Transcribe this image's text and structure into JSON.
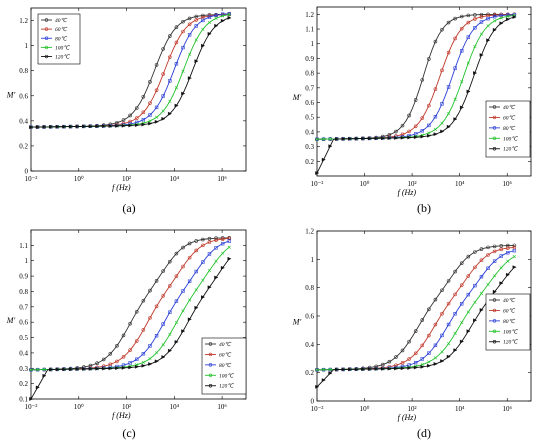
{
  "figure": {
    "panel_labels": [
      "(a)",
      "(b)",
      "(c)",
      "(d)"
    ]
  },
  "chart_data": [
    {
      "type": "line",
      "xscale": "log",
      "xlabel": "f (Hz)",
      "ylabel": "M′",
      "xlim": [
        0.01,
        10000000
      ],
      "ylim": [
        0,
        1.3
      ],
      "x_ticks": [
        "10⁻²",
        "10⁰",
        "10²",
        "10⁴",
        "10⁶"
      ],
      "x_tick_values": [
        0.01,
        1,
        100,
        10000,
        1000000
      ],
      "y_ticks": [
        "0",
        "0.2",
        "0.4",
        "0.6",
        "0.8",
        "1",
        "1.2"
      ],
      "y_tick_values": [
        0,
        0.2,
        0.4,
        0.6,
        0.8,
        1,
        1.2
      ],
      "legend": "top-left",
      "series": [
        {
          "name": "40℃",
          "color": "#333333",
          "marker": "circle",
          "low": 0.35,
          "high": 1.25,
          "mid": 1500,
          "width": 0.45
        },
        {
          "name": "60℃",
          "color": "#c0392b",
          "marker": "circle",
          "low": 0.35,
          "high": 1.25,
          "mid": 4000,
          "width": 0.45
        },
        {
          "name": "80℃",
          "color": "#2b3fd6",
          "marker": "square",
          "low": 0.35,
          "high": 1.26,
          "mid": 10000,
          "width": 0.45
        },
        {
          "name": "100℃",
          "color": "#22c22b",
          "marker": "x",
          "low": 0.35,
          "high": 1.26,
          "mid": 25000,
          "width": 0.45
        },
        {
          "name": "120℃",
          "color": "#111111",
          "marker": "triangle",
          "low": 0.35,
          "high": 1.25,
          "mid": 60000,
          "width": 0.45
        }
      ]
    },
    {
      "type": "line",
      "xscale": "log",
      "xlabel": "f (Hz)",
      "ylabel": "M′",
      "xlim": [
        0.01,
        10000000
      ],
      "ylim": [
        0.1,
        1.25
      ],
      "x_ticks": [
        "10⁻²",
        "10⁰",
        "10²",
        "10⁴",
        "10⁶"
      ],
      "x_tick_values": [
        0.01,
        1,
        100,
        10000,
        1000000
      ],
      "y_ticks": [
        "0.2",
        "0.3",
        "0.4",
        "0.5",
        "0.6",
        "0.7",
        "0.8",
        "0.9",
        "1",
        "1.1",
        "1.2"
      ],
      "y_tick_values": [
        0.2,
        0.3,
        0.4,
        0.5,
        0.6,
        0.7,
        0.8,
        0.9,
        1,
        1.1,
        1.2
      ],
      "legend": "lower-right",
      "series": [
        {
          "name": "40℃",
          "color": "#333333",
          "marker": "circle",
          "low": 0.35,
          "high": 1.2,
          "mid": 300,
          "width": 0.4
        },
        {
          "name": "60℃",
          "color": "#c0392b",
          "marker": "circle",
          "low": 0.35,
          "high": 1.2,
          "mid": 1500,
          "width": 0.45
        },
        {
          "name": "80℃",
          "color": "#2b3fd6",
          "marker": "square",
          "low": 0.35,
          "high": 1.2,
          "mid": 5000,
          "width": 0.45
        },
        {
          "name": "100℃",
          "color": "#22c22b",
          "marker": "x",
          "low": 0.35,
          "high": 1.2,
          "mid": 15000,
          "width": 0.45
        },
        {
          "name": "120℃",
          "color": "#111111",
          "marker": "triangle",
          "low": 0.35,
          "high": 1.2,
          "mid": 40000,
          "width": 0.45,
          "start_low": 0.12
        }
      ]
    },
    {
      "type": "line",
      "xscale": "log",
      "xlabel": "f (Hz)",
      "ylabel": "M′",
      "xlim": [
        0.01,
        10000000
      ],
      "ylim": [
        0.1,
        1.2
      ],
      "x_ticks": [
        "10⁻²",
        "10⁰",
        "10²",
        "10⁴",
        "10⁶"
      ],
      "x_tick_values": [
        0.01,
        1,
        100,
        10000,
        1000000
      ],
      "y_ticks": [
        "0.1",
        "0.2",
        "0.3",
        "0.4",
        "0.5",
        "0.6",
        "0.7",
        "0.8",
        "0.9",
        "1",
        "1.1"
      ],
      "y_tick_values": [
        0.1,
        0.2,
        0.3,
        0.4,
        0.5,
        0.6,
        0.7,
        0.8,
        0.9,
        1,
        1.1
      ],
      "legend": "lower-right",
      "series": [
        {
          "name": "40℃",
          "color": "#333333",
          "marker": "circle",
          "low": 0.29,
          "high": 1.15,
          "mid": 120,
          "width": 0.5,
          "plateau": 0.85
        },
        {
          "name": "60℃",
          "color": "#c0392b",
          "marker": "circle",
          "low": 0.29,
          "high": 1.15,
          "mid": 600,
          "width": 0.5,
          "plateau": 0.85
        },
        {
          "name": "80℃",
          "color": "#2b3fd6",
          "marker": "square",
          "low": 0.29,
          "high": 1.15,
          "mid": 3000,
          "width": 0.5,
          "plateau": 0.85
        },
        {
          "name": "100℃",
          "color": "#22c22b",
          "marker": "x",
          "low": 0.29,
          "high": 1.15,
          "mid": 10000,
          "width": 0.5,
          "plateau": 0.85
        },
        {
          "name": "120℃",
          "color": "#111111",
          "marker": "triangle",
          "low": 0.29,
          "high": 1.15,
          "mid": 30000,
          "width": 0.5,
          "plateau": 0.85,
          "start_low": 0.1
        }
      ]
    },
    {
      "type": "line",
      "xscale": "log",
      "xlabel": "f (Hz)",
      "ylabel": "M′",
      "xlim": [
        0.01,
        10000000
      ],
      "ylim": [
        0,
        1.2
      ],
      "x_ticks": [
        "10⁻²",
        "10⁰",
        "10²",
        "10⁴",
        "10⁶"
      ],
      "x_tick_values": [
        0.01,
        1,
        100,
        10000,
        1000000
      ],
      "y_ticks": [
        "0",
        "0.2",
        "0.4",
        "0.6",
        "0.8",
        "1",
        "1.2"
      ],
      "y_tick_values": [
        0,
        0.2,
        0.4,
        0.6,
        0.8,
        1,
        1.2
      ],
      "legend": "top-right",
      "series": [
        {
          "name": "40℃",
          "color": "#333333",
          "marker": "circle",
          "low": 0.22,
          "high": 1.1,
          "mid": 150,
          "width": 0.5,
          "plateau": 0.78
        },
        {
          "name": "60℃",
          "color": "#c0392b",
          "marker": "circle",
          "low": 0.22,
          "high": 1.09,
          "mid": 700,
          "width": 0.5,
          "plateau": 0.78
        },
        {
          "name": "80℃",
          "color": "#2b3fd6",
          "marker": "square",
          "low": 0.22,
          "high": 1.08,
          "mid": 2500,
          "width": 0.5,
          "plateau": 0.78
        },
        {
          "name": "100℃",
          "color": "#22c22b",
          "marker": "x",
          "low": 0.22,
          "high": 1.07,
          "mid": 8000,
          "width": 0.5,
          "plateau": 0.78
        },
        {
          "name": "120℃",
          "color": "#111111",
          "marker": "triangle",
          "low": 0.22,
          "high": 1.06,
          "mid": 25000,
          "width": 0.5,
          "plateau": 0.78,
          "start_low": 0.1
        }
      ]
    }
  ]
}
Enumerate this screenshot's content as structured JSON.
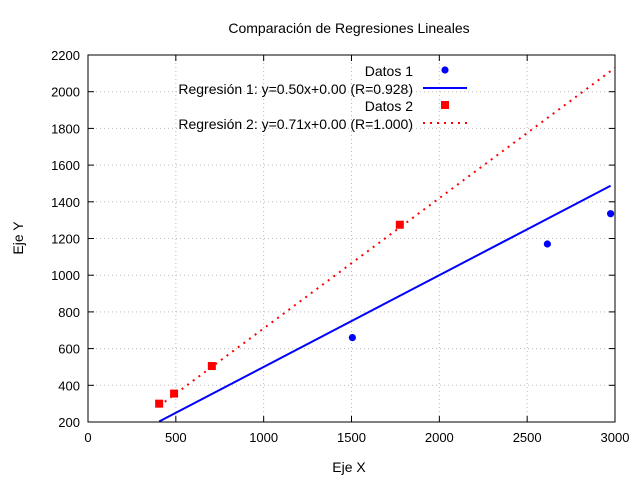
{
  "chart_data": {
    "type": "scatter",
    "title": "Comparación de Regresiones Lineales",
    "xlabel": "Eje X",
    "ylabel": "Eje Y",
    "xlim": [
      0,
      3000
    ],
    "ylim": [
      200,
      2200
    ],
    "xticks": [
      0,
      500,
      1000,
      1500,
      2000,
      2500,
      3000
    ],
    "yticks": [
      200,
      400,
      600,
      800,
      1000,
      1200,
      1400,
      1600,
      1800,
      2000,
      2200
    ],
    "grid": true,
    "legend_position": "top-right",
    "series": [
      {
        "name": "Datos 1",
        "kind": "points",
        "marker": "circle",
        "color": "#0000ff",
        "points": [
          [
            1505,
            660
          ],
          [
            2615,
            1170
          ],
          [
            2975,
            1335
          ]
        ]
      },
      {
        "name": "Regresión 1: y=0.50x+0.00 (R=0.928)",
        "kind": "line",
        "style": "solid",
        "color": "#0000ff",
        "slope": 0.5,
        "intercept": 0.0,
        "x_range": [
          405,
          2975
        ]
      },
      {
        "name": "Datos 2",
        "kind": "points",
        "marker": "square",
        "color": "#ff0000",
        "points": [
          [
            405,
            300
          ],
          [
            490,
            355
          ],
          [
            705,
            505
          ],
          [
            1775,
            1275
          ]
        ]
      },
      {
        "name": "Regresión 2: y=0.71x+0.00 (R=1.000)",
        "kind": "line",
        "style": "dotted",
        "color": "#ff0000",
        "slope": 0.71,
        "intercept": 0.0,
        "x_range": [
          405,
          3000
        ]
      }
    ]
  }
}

━━━━━━

WRITTEN PROBLEM: Each line of the data that includes the word "Regresión" counts once; report the total and nothing more.

FINAL RESULT: 2